» **What to work on**
Where a line contains the string "page", copy that line.
#### Dataset excerpts
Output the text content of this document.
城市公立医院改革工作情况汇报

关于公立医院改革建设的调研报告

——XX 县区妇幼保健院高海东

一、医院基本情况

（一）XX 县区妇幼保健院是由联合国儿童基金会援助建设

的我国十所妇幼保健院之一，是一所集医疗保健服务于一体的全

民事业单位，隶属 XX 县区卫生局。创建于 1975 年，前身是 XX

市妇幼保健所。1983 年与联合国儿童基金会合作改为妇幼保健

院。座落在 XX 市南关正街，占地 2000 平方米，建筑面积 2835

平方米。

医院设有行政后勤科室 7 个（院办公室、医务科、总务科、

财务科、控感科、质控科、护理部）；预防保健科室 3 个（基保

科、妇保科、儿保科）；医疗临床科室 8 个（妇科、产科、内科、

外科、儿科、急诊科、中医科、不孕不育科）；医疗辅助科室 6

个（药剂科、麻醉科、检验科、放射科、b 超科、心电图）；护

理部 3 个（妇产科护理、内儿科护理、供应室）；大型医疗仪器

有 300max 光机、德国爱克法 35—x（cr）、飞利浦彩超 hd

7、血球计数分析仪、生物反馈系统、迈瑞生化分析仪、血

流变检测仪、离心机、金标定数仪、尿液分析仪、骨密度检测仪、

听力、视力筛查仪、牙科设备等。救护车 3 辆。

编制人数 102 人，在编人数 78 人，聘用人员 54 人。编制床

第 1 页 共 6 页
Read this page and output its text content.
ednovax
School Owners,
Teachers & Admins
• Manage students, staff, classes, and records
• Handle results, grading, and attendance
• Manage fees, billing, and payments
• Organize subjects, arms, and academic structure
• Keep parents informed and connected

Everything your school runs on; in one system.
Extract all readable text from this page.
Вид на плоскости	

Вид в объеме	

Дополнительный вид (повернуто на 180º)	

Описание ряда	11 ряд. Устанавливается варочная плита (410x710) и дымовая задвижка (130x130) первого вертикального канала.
########
» **Solution**
Read this page and output its text content.
Extract all readable text from this page.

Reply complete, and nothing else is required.